Begin DATA SHOWN
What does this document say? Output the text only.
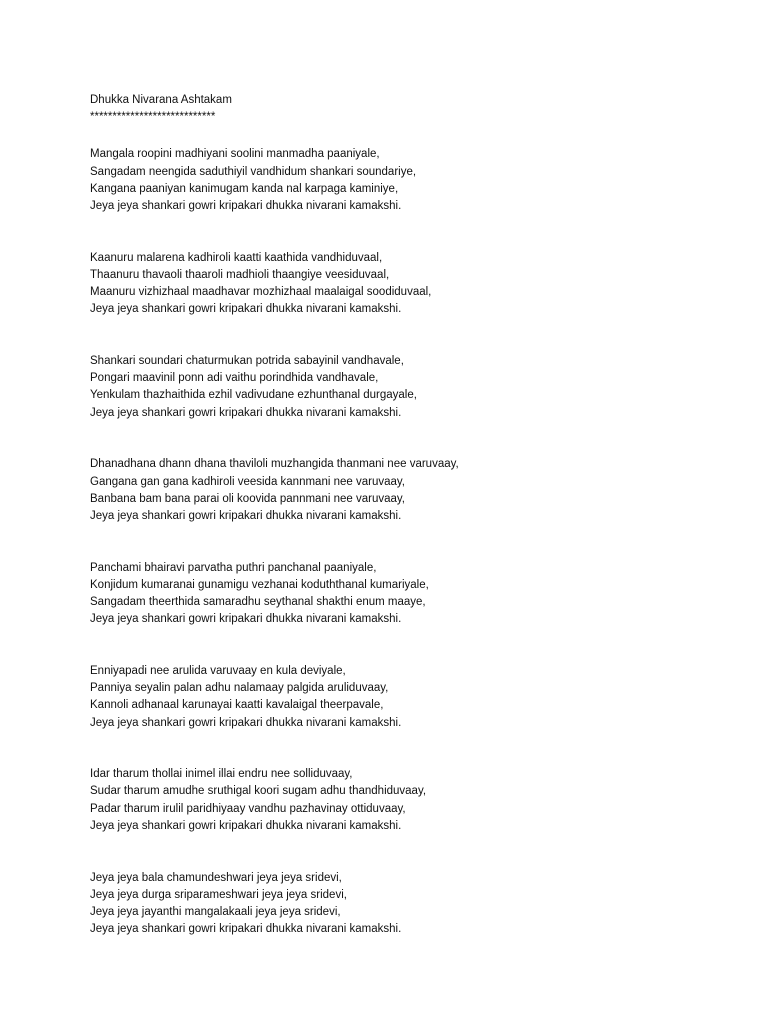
Dhukka Nivarana Ashtakam
****************************
Mangala roopini madhiyani soolini manmadha paaniyale,
Sangadam neengida saduthiyil vandhidum shankari soundariye,
Kangana paaniyan kanimugam kanda nal karpaga kaminiye,
Jeya jeya shankari gowri kripakari dhukka nivarani kamakshi.
Kaanuru malarena kadhiroli kaatti kaathida vandhiduvaal,
Thaanuru thavaoli thaaroli madhioli thaangiye veesiduvaal,
Maanuru vizhizhaal maadhavar mozhizhaal maalaigal soodiduvaal,
Jeya jeya shankari gowri kripakari dhukka nivarani kamakshi.
Shankari soundari chaturmukan potrida sabayinil vandhavale,
Pongari maavinil ponn adi vaithu porindhida vandhavale,
Yenkulam thazhaithida ezhil vadivudane ezhunthanal durgayale,
Jeya jeya shankari gowri kripakari dhukka nivarani kamakshi.
Dhanadhana dhann dhana thaviloli muzhangida thanmani nee varuvaay,
Gangana gan gana kadhiroli veesida kannmani nee varuvaay,
Banbana bam bana parai oli koovida pannmani nee varuvaay,
Jeya jeya shankari gowri kripakari dhukka nivarani kamakshi.
Panchami bhairavi parvatha puthri panchanal paaniyale,
Konjidum kumaranai gunamigu vezhanai koduththanal kumariyale,
Sangadam theerthida samaradhu seythanal shakthi enum maaye,
Jeya jeya shankari gowri kripakari dhukka nivarani kamakshi.
Enniyapadi nee arulida varuvaay en kula deviyale,
Panniya seyalin palan adhu nalamaay palgida aruliduvaay,
Kannoli adhanaal karunayai kaatti kavalaigal theerpavale,
Jeya jeya shankari gowri kripakari dhukka nivarani kamakshi.
Idar tharum thollai inimel illai endru nee solliduvaay,
Sudar tharum amudhe sruthigal koori sugam adhu thandhiduvaay,
Padar tharum irulil paridhiyaay vandhu pazhavinay ottiduvaay,
Jeya jeya shankari gowri kripakari dhukka nivarani kamakshi.
Jeya jeya bala chamundeshwari jeya jeya sridevi,
Jeya jeya durga sriparameshwari jeya jeya sridevi,
Jeya jeya jayanthi mangalakaali jeya jeya sridevi,
Jeya jeya shankari gowri kripakari dhukka nivarani kamakshi.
End DATA SHOWN
Transcribe the full listing above exactly, with the images removed.

What does this document say? Output the text only.
Dhukka Nivarana Ashtakam
****************************
Mangala roopini madhiyani soolini manmadha paaniyale,
Sangadam neengida saduthiyil vandhidum shankari soundariye,
Kangana paaniyan kanimugam kanda nal karpaga kaminiye,
Jeya jeya shankari gowri kripakari dhukka nivarani kamakshi.
Kaanuru malarena kadhiroli kaatti kaathida vandhiduvaal,
Thaanuru thavaoli thaaroli madhioli thaangiye veesiduvaal,
Maanuru vizhizhaal maadhavar mozhizhaal maalaigal soodiduvaal,
Jeya jeya shankari gowri kripakari dhukka nivarani kamakshi.
Shankari soundari chaturmukan potrida sabayinil vandhavale,
Pongari maavinil ponn adi vaithu porindhida vandhavale,
Yenkulam thazhaithida ezhil vadivudane ezhunthanal durgayale,
Jeya jeya shankari gowri kripakari dhukka nivarani kamakshi.
Dhanadhana dhann dhana thaviloli muzhangida thanmani nee varuvaay,
Gangana gan gana kadhiroli veesida kannmani nee varuvaay,
Banbana bam bana parai oli koovida pannmani nee varuvaay,
Jeya jeya shankari gowri kripakari dhukka nivarani kamakshi.
Panchami bhairavi parvatha puthri panchanal paaniyale,
Konjidum kumaranai gunamigu vezhanai koduththanal kumariyale,
Sangadam theerthida samaradhu seythanal shakthi enum maaye,
Jeya jeya shankari gowri kripakari dhukka nivarani kamakshi.
Enniyapadi nee arulida varuvaay en kula deviyale,
Panniya seyalin palan adhu nalamaay palgida aruliduvaay,
Kannoli adhanaal karunayai kaatti kavalaigal theerpavale,
Jeya jeya shankari gowri kripakari dhukka nivarani kamakshi.
Idar tharum thollai inimel illai endru nee solliduvaay,
Sudar tharum amudhe sruthigal koori sugam adhu thandhiduvaay,
Padar tharum irulil paridhiyaay vandhu pazhavinay ottiduvaay,
Jeya jeya shankari gowri kripakari dhukka nivarani kamakshi.
Jeya jeya bala chamundeshwari jeya jeya sridevi,
Jeya jeya durga sriparameshwari jeya jeya sridevi,
Jeya jeya jayanthi mangalakaali jeya jeya sridevi,
Jeya jeya shankari gowri kripakari dhukka nivarani kamakshi.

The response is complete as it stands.